TASK DETAILS
Transcribe all the entries word for word, omitting any pictures they contain.

SUPPLIED ENTRIES
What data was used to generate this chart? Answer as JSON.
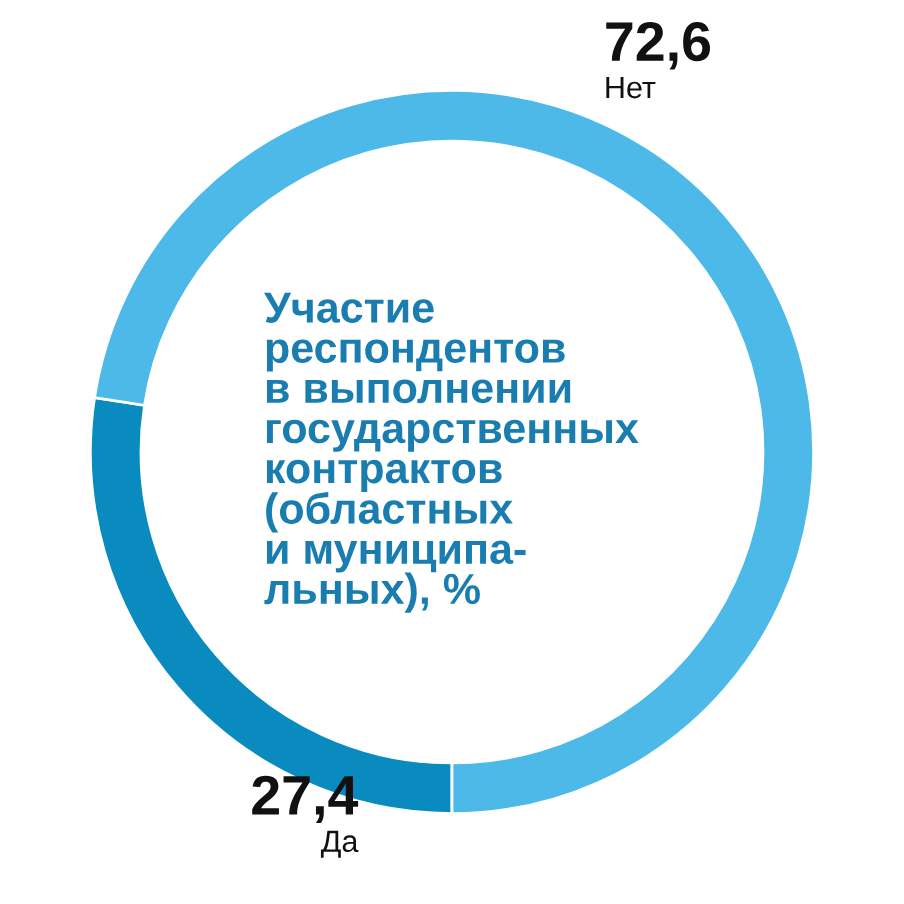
{
  "chart_data": {
    "type": "donut",
    "title": "Участие\nреспондентов\nв выполнении\nгосударственных\nконтрактов\n(областных\nи муниципа-\nльных), %",
    "categories": [
      "Да",
      "Нет"
    ],
    "values": [
      27.4,
      72.6
    ],
    "value_labels": [
      "27,4",
      "72,6"
    ],
    "colors": [
      "#0a8bc0",
      "#4cb9e8"
    ],
    "legend": false
  }
}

ANSWER
What data was used to generate this chart? Answer as JSON.
{
  "chart_data": {
    "type": "donut",
    "title": "Участие\nреспондентов\nв выполнении\nгосударственных\nконтрактов\n(областных\nи муниципа-\nльных), %",
    "categories": [
      "Да",
      "Нет"
    ],
    "values": [
      27.4,
      72.6
    ],
    "value_labels": [
      "27,4",
      "72,6"
    ],
    "colors": [
      "#0a8bc0",
      "#4cb9e8"
    ],
    "legend": false
  }
}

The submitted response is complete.